■ **GIVEN REQUEST**
Extract the text of every entry below exactly; leave images out.
•••••
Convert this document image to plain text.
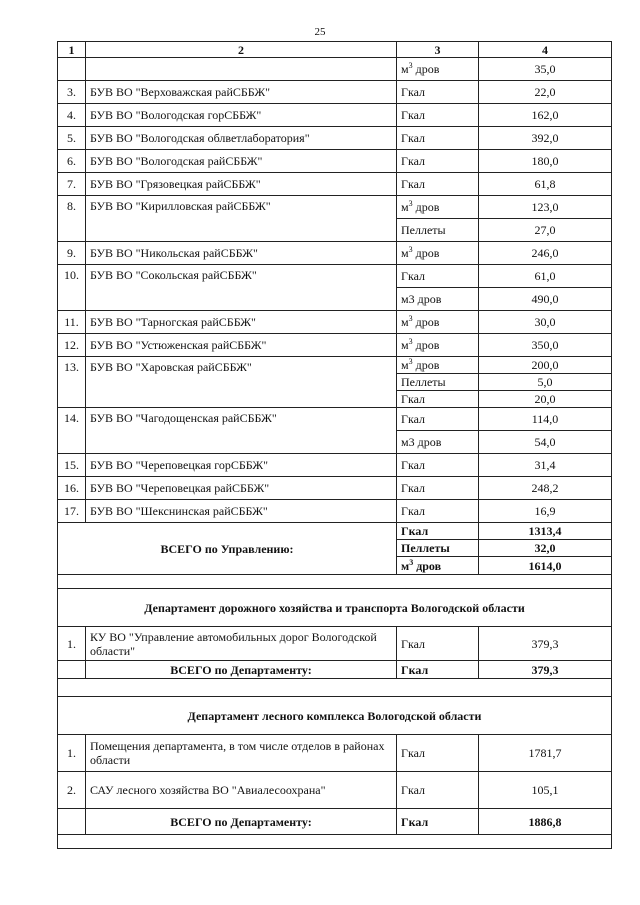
25
1	2	3	4
		$м^3$ дров	35,0
3.	БУВ ВО "Верховажская райСББЖ"	Гкал	22,0
4.	БУВ ВО "Вологодская горСББЖ"	Гкал	162,0
5.	БУВ ВО "Вологодская облветлаборатория"	Гкал	392,0
6.	БУВ ВО "Вологодская райСББЖ"	Гкал	180,0
7.	БУВ ВО "Грязовецкая райСББЖ"	Гкал	61,8
8.	БУВ ВО "Кирилловская райСББЖ"	$м^3$ дров	123,0
		Пеллеты	27,0
9.	БУВ ВО "Никольская райСББЖ"	$м^3$ дров	246,0
10.	БУВ ВО "Сокольская райСББЖ"	Гкал	61,0
		м3 дров	490,0
11.	БУВ ВО "Тарногская райСББЖ"	$м^3$ дров	30,0
12.	БУВ ВО "Устюженская райСББЖ"	$м^3$ дров	350,0
13.	БУВ ВО "Харовская райСББЖ"	$м^3$ дров	200,0
		Пеллеты	5,0
		Гкал	20,0
14.	БУВ ВО "Чагодощенская райСББЖ"	Гкал	114,0
		м3 дров	54,0
15.	БУВ ВО "Череповецкая горСББЖ"	Гкал	31,4
16.	БУВ ВО "Череповецкая райСББЖ"	Гкал	248,2
17.	БУВ ВО "Шекснинская райСББЖ"	Гкал	16,9
ВСЕГО по Управлению:		Гкал	1313,4
		Пеллеты	32,0
		$м^3$ дров	1614,0

Департамент дорожного хозяйства и транспорта Вологодской области			
1.	КУ ВО "Управление автомобильных дорог Вологодской области"	Гкал	379,3
	ВСЕГО по Департаменту:	Гкал	379,3

Департамент лесного комплекса Вологодской области			
1.	Помещения департамента, в том числе отделов в районах области	Гкал	1781,7
2.	САУ лесного хозяйства ВО "Авиалесоохрана"	Гкал	105,1
	ВСЕГО по Департаменту:	Гкал	1886,8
•••••
■ **RESULT BELOW**
Convert this document image to plain text.
25
1	2	3	4
		$м^3$ дров	35,0
3.	БУВ ВО "Верховажская райСББЖ"	Гкал	22,0
4.	БУВ ВО "Вологодская горСББЖ"	Гкал	162,0
5.	БУВ ВО "Вологодская облветлаборатория"	Гкал	392,0
6.	БУВ ВО "Вологодская райСББЖ"	Гкал	180,0
7.	БУВ ВО "Грязовецкая райСББЖ"	Гкал	61,8
8.	БУВ ВО "Кирилловская райСББЖ"	$м^3$ дров	123,0
		Пеллеты	27,0
9.	БУВ ВО "Никольская райСББЖ"	$м^3$ дров	246,0
10.	БУВ ВО "Сокольская райСББЖ"	Гкал	61,0
		м3 дров	490,0
11.	БУВ ВО "Тарногская райСББЖ"	$м^3$ дров	30,0
12.	БУВ ВО "Устюженская райСББЖ"	$м^3$ дров	350,0
13.	БУВ ВО "Харовская райСББЖ"	$м^3$ дров	200,0
		Пеллеты	5,0
		Гкал	20,0
14.	БУВ ВО "Чагодощенская райСББЖ"	Гкал	114,0
		м3 дров	54,0
15.	БУВ ВО "Череповецкая горСББЖ"	Гкал	31,4
16.	БУВ ВО "Череповецкая райСББЖ"	Гкал	248,2
17.	БУВ ВО "Шекснинская райСББЖ"	Гкал	16,9
ВСЕГО по Управлению:		Гкал	1313,4
		Пеллеты	32,0
		$м^3$ дров	1614,0

Департамент дорожного хозяйства и транспорта Вологодской области			
1.	КУ ВО "Управление автомобильных дорог Вологодской области"	Гкал	379,3
	ВСЕГО по Департаменту:	Гкал	379,3

Департамент лесного комплекса Вологодской области			
1.	Помещения департамента, в том числе отделов в районах области	Гкал	1781,7
2.	САУ лесного хозяйства ВО "Авиалесоохрана"	Гкал	105,1
	ВСЕГО по Департаменту:	Гкал	1886,8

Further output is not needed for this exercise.